## WORK TO BE COMPLETED
Gather each line of the records where "Land" appears.

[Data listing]

==================================================

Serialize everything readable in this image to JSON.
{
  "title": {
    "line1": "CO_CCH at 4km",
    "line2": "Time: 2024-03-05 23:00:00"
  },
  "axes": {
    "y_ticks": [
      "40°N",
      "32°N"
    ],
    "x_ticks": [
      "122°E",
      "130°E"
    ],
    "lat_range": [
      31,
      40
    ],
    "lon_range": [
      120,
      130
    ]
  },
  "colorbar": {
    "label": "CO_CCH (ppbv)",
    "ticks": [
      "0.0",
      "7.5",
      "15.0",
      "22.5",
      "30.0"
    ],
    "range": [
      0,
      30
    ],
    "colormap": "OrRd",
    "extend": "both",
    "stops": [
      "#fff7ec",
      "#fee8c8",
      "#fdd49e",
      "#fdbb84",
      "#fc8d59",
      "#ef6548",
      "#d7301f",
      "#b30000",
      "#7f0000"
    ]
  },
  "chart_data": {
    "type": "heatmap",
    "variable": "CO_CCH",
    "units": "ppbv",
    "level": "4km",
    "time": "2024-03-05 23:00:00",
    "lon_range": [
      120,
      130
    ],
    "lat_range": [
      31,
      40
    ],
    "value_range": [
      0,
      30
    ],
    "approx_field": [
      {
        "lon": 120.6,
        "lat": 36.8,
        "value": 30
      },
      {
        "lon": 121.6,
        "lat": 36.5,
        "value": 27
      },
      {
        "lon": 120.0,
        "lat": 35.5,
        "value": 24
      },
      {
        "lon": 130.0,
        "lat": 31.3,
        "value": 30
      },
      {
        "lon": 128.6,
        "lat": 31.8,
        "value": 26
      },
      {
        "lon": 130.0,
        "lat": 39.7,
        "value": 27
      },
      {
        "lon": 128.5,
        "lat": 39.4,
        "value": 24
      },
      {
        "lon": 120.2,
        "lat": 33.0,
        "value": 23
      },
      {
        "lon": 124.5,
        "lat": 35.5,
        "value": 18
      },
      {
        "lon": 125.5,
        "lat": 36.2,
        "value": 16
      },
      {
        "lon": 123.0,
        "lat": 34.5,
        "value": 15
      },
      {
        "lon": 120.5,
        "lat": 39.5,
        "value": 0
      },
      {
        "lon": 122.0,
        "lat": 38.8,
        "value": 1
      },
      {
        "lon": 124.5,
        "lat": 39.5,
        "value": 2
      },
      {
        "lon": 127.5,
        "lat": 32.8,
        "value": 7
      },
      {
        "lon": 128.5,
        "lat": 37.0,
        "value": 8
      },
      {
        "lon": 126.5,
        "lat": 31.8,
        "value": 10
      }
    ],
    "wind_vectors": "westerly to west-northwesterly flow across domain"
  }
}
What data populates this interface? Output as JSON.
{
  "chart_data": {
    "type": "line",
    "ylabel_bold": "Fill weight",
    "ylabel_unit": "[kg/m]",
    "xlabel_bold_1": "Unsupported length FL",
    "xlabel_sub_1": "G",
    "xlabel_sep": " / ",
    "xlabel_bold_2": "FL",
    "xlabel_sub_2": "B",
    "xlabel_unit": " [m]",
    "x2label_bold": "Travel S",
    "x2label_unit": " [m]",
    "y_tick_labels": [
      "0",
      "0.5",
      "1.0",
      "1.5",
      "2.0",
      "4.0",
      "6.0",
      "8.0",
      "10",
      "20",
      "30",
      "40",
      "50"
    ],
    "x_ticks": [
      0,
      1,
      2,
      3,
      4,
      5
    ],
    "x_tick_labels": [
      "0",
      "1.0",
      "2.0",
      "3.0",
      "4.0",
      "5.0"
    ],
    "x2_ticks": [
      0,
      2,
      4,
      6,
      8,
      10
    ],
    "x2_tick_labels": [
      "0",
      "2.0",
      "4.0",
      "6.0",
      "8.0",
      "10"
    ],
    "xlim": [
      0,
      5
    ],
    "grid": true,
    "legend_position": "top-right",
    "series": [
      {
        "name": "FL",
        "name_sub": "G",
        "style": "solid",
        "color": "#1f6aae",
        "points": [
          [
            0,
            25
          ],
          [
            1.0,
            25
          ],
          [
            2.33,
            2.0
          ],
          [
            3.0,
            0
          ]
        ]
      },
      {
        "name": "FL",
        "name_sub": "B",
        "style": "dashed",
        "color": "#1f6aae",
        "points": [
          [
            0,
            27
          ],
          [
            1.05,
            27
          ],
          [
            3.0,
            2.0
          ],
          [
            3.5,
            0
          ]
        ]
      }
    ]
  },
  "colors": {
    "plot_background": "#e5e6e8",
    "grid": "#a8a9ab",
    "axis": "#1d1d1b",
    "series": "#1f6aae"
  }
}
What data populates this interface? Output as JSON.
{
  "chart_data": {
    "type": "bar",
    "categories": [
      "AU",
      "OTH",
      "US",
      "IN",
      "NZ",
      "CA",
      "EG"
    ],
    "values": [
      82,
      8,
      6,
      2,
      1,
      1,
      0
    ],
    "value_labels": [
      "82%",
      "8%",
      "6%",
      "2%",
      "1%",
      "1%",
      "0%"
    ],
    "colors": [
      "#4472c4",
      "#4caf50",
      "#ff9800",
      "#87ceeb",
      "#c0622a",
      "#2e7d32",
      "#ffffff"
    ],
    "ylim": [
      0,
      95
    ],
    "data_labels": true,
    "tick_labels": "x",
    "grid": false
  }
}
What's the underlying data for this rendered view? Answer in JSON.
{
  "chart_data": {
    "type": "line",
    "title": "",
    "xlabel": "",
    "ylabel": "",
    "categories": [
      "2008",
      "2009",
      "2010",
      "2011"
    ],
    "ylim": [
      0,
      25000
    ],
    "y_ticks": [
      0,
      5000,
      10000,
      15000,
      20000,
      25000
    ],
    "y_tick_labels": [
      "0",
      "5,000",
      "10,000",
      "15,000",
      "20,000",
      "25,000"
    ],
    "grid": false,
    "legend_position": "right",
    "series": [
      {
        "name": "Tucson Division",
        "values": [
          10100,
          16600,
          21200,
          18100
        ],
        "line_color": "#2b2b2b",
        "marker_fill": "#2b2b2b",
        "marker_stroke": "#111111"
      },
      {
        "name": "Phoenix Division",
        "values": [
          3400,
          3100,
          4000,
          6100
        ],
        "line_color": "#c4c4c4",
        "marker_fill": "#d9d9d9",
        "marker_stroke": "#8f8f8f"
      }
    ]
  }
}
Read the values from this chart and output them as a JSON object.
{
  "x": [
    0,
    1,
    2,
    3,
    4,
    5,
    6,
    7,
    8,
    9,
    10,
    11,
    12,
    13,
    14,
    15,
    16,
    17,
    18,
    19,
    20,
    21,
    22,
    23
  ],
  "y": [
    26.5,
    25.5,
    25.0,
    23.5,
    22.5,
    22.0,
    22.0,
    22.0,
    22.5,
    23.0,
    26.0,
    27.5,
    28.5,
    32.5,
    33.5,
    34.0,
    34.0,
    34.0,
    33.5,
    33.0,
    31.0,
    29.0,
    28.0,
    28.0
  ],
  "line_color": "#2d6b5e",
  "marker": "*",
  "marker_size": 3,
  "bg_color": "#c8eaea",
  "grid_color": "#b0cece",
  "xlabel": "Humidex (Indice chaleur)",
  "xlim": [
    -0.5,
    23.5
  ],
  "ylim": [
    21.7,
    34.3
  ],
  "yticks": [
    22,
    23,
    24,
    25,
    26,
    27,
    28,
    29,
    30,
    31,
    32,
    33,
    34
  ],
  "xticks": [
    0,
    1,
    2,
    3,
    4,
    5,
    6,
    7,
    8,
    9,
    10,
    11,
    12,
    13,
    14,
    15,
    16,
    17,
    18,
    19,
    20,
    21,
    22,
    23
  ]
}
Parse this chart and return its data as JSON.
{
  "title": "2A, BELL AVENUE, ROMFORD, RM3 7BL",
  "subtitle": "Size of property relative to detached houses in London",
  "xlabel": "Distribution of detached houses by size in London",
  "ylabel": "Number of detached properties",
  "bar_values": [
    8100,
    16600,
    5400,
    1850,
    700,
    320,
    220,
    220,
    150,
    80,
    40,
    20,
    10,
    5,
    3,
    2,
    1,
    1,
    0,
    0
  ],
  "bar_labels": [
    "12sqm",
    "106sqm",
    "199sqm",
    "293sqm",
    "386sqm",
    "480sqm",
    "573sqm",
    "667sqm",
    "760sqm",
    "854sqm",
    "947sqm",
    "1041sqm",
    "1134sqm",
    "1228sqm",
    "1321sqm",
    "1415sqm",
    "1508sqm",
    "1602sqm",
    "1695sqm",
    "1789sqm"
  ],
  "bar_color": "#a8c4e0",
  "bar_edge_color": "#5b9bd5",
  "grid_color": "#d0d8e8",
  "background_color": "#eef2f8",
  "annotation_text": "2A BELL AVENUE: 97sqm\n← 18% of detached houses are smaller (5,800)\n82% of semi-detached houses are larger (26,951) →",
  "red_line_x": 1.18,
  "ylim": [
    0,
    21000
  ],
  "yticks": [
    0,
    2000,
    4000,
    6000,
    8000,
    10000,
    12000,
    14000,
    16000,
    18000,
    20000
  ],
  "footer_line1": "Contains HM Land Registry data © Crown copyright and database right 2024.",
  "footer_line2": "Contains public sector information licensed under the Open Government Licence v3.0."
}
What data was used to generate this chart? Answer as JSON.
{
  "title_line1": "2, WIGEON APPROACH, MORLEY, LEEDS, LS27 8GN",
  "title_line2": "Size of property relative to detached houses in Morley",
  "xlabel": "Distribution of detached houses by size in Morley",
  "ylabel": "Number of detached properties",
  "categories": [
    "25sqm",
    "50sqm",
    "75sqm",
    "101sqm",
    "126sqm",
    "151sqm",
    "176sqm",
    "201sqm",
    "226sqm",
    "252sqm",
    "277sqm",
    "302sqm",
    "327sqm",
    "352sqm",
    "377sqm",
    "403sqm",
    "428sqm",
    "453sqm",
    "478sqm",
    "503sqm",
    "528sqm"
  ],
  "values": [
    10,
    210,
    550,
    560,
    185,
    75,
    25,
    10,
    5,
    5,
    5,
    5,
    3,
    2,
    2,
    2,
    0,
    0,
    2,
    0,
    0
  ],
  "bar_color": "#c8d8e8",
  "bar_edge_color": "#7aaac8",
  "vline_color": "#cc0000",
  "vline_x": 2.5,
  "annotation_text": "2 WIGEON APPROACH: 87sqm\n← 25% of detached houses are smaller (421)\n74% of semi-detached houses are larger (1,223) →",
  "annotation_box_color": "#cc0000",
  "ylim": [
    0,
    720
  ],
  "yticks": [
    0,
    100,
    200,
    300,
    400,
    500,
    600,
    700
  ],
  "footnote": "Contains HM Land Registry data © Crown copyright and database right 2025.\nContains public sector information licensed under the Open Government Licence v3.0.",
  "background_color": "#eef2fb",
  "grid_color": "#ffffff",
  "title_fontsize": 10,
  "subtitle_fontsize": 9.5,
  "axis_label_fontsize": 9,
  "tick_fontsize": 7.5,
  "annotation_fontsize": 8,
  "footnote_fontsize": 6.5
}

==================================================

## SOLVED PROBLEM
  "footer_line1": "Contains HM Land Registry data © Crown copyright and database right 2024.",
  "footnote": "Contains HM Land Registry data © Crown copyright and database right 2025.\nContains public sector information licensed under the Open Government Licence v3.0.",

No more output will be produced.